__Dataset__.

- - - - -

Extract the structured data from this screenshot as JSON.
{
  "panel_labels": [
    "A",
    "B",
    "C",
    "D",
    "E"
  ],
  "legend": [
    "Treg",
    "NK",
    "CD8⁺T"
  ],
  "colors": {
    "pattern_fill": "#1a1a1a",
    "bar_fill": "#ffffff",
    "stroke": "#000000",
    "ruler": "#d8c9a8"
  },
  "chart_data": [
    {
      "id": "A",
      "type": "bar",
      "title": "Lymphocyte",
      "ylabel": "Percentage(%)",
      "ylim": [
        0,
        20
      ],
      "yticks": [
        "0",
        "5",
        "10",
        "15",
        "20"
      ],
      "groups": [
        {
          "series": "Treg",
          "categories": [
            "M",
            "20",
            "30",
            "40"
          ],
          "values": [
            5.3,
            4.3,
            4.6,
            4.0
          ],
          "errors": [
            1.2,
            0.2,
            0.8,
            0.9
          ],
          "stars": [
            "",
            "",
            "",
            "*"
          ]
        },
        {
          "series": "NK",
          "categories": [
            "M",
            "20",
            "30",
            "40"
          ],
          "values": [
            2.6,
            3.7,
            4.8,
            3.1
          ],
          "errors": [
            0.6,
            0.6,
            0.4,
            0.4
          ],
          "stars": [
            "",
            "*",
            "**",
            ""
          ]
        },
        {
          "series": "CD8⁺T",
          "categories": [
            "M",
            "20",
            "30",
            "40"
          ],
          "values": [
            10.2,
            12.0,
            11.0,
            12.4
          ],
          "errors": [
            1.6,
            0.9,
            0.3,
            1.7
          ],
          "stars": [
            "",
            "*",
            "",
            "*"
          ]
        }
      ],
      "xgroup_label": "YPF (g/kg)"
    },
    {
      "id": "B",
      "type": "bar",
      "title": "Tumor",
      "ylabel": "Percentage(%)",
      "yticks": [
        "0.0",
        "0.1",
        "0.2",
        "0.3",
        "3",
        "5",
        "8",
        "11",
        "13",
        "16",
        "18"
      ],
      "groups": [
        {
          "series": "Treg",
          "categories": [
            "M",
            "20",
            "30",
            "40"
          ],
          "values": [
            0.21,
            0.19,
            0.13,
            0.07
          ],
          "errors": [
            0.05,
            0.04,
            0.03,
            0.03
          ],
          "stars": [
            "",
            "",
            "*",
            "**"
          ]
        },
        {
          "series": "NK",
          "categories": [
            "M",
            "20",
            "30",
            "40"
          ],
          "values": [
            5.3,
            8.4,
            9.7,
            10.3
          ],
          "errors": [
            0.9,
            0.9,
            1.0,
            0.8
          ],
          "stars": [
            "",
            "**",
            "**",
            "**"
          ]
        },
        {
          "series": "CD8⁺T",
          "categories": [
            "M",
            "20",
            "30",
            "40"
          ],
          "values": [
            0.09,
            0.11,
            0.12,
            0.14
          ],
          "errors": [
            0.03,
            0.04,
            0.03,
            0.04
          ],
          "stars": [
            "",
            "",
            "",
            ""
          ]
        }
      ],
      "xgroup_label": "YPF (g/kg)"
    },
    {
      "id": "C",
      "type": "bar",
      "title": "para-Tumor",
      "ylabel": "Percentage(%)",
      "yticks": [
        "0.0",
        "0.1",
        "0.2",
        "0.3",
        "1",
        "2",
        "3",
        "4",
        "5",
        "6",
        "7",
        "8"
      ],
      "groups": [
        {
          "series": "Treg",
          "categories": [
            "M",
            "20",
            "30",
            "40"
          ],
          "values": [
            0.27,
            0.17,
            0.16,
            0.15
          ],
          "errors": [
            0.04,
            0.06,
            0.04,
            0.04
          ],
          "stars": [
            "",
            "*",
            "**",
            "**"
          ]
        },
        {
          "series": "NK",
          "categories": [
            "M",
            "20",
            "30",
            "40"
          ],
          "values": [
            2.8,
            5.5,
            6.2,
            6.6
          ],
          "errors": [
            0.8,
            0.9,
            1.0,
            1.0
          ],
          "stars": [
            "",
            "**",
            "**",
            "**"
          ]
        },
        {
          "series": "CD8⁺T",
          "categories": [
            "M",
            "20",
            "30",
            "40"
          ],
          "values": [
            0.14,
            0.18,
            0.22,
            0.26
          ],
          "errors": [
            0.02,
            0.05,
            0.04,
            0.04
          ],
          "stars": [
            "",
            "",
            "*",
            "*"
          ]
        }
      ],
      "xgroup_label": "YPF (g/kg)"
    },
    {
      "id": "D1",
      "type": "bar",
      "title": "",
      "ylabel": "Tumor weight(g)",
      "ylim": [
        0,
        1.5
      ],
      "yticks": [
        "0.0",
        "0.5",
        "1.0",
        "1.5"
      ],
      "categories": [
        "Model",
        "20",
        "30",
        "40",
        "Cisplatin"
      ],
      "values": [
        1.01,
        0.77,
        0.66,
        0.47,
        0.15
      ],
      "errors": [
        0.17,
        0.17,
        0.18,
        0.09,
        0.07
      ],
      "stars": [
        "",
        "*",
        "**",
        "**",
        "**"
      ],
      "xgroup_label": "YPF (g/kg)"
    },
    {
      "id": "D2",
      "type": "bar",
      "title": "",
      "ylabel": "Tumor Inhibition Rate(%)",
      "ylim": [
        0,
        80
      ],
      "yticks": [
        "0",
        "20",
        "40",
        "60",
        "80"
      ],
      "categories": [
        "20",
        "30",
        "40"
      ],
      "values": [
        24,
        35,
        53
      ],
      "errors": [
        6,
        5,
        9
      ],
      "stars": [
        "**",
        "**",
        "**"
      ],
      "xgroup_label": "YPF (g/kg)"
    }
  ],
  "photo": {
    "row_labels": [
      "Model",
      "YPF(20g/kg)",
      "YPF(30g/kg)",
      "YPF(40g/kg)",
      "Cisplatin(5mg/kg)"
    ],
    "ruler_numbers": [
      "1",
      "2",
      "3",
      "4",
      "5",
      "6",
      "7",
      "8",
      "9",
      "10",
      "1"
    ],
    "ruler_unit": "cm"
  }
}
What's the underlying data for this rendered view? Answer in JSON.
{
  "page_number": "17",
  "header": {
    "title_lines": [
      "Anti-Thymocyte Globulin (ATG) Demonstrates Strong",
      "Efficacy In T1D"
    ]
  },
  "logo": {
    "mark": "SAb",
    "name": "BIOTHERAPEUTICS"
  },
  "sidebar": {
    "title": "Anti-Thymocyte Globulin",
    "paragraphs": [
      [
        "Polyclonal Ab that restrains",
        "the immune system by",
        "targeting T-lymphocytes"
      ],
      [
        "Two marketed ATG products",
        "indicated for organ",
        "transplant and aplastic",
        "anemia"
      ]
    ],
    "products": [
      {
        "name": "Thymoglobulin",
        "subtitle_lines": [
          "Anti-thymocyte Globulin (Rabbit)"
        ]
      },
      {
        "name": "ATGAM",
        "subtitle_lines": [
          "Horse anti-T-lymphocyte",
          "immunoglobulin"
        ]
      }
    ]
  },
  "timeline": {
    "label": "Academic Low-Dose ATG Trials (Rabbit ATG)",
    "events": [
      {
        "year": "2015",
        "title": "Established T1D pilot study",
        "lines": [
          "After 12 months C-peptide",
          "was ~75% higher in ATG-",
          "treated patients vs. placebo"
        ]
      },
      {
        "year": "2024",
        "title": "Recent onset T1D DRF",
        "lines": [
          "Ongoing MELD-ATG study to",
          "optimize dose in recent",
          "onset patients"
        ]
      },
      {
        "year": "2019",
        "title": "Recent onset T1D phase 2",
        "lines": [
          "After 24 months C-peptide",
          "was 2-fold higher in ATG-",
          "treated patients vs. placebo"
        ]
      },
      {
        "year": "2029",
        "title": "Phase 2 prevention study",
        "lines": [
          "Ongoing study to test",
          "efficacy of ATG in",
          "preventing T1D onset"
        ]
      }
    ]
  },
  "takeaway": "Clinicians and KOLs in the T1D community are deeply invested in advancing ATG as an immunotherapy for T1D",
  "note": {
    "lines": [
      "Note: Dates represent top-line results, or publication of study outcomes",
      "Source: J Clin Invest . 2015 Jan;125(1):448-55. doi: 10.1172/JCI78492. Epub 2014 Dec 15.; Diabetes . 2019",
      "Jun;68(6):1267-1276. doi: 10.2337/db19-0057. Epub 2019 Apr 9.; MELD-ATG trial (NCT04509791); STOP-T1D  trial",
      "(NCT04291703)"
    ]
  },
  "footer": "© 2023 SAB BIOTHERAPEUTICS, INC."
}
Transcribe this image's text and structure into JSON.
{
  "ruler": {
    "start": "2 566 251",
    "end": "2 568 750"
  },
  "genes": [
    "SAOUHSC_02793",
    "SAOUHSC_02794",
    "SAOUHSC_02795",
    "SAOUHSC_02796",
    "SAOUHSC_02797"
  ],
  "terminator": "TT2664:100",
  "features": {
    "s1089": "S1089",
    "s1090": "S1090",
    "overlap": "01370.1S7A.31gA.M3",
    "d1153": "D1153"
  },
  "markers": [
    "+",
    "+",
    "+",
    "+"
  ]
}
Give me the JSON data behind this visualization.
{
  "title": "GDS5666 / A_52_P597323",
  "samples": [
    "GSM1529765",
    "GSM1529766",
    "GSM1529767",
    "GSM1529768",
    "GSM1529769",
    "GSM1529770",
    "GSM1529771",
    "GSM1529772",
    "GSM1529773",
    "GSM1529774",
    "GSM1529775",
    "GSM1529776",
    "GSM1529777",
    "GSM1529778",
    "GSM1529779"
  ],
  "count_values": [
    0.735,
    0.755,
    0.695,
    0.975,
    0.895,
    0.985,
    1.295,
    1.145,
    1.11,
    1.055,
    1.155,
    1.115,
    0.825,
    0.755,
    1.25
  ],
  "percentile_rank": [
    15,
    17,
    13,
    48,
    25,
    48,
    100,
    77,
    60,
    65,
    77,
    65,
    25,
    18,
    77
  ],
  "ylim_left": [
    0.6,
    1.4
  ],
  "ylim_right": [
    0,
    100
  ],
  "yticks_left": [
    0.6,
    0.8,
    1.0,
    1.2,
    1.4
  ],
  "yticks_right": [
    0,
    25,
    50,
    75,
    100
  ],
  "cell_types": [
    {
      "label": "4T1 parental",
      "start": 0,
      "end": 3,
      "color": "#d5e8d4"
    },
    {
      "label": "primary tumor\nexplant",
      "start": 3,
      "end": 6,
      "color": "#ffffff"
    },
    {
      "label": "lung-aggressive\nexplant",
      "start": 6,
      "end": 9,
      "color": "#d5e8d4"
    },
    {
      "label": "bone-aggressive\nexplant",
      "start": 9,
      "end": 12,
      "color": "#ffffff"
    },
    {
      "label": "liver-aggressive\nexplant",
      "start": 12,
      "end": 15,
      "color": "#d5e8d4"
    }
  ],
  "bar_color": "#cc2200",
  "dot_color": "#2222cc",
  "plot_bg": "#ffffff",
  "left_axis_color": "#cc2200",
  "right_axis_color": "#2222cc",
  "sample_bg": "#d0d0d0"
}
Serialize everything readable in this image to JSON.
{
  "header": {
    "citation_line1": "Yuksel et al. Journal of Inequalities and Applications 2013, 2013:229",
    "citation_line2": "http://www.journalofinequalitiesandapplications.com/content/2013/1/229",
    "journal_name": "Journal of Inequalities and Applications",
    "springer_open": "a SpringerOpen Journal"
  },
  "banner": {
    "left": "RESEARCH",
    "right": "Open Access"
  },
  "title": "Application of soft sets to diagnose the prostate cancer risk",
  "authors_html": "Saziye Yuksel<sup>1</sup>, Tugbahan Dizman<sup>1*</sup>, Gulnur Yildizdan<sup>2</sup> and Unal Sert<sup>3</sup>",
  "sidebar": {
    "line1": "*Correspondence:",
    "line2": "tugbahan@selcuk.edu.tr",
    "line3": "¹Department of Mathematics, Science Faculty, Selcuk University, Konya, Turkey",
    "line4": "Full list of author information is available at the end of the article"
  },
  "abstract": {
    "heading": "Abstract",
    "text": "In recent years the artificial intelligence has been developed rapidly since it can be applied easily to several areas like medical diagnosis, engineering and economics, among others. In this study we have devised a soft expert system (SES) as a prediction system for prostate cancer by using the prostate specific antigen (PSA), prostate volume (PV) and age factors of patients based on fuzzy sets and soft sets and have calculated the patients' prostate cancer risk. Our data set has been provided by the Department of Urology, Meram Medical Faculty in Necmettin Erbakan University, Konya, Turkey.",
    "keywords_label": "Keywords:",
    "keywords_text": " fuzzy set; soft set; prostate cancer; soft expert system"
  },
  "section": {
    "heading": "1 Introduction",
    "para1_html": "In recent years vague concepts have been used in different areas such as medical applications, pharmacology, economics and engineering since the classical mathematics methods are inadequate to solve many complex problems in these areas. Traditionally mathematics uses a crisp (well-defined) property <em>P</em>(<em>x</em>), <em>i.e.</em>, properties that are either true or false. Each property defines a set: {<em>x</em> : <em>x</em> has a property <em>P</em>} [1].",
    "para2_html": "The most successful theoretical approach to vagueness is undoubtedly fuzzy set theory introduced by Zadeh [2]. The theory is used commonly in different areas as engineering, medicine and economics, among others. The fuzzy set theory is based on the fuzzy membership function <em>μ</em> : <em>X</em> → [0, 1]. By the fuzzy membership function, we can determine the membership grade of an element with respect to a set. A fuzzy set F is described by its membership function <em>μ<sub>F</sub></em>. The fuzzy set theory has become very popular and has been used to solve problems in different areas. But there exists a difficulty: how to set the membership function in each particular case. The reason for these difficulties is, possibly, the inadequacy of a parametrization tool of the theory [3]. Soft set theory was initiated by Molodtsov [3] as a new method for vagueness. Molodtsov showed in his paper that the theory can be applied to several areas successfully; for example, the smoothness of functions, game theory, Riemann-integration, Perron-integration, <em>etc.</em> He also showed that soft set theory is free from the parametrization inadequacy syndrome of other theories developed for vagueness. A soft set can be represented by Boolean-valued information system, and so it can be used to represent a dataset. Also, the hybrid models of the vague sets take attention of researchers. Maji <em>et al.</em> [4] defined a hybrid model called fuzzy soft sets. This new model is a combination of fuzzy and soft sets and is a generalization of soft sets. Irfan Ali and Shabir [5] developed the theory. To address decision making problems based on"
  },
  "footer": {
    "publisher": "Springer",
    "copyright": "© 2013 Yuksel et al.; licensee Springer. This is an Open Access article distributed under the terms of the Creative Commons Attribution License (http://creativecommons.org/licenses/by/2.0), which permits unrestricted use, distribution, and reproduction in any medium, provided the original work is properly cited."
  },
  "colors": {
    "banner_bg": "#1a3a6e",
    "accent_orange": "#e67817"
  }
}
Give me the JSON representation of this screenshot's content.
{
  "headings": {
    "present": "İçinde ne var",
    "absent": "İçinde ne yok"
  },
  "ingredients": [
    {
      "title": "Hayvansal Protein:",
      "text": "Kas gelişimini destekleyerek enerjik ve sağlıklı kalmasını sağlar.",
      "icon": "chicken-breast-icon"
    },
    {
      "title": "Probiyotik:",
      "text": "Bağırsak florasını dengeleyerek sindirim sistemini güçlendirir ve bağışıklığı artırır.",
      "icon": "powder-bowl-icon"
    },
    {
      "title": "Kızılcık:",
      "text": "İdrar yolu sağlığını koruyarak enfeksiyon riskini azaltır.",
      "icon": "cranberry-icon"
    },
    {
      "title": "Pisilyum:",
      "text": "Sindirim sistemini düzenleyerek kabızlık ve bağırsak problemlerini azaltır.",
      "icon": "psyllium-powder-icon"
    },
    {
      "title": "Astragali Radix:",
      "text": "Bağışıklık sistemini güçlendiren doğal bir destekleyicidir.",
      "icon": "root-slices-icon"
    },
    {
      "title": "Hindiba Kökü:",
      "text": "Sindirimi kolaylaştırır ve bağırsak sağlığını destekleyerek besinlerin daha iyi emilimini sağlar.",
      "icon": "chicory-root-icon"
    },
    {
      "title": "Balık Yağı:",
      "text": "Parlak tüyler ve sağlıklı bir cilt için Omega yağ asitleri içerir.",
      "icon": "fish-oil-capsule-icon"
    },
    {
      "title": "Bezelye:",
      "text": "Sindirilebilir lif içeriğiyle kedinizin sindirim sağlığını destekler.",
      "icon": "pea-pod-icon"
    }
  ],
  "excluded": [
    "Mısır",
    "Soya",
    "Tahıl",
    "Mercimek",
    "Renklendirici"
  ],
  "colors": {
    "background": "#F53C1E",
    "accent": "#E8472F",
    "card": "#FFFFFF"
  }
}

- - - - -

__Exercise brief__.
Check each line of the records for the word "products", and show the lines that contain it.

__Answer for the task__.
        "Two marketed ATG products",
    "products": [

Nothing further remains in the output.